▼

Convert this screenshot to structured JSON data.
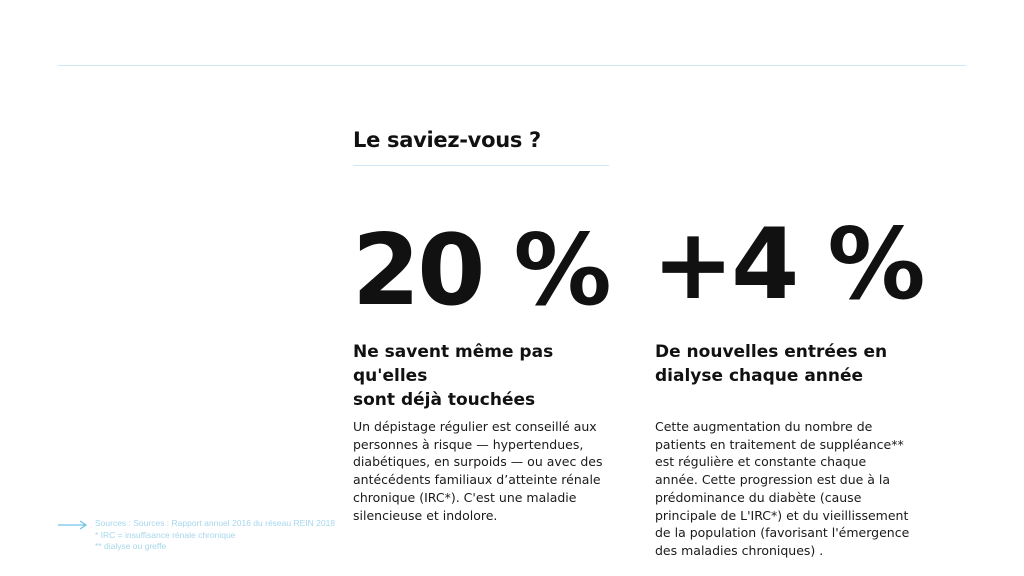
{
  "heading": "Le saviez-vous ?",
  "stats": [
    {
      "value": "20 %",
      "subtitle": "Ne savent même pas qu'elles\nsont  déjà touchées",
      "body_lines": [
        "Un dépistage régulier est conseillé aux",
        "personnes à risque — hypertendues,",
        "diabétiques, en surpoids — ou avec des",
        "antécédents familiaux d’atteinte rénale",
        "chronique (IRC*). C'est une maladie",
        "silencieuse et indolore."
      ]
    },
    {
      "value": "+4 %",
      "subtitle": "De nouvelles entrées en\ndialyse chaque année",
      "body_lines": [
        "Cette augmentation du nombre de",
        "patients en traitement de suppléance**",
        "est régulière et constante chaque",
        "année. Cette progression est due à la",
        "prédominance du diabète (cause",
        "principale de L'IRC*) et du vieillissement",
        "de la population (favorisant l'émergence",
        "des maladies chroniques) ."
      ]
    }
  ],
  "sources": {
    "icon": "arrow-right-icon",
    "lines": [
      "Sources : Sources : Rapport annuel 2016 du réseau REIN 2018",
      "*  IRC = insuffisance rénale chronique",
      "** dialyse ou greffe"
    ]
  },
  "colors": {
    "accent_rule": "#cfeaf5",
    "sources_text": "#a6d7ec",
    "arrow": "#6fc3e6"
  }
}
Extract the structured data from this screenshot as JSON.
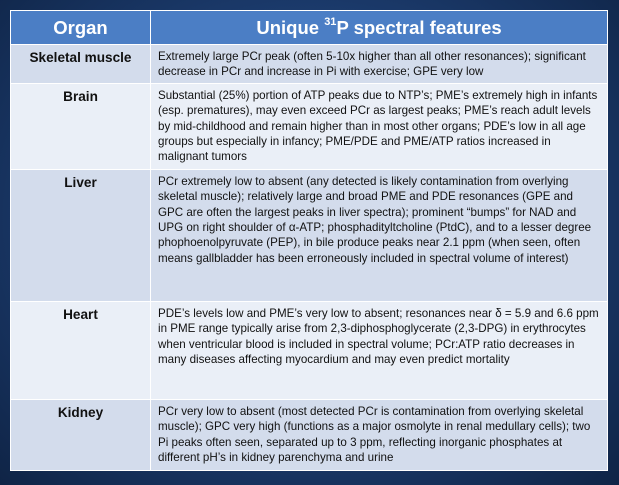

▲

EXERCISE INSTRUCTIONS => Every line above that contains the word "rénale" should be reported.

ANSWER TO THE EXERCISE =>
        "antécédents familiaux d’atteinte rénale",
      "*  IRC = insuffisance rénale chronique",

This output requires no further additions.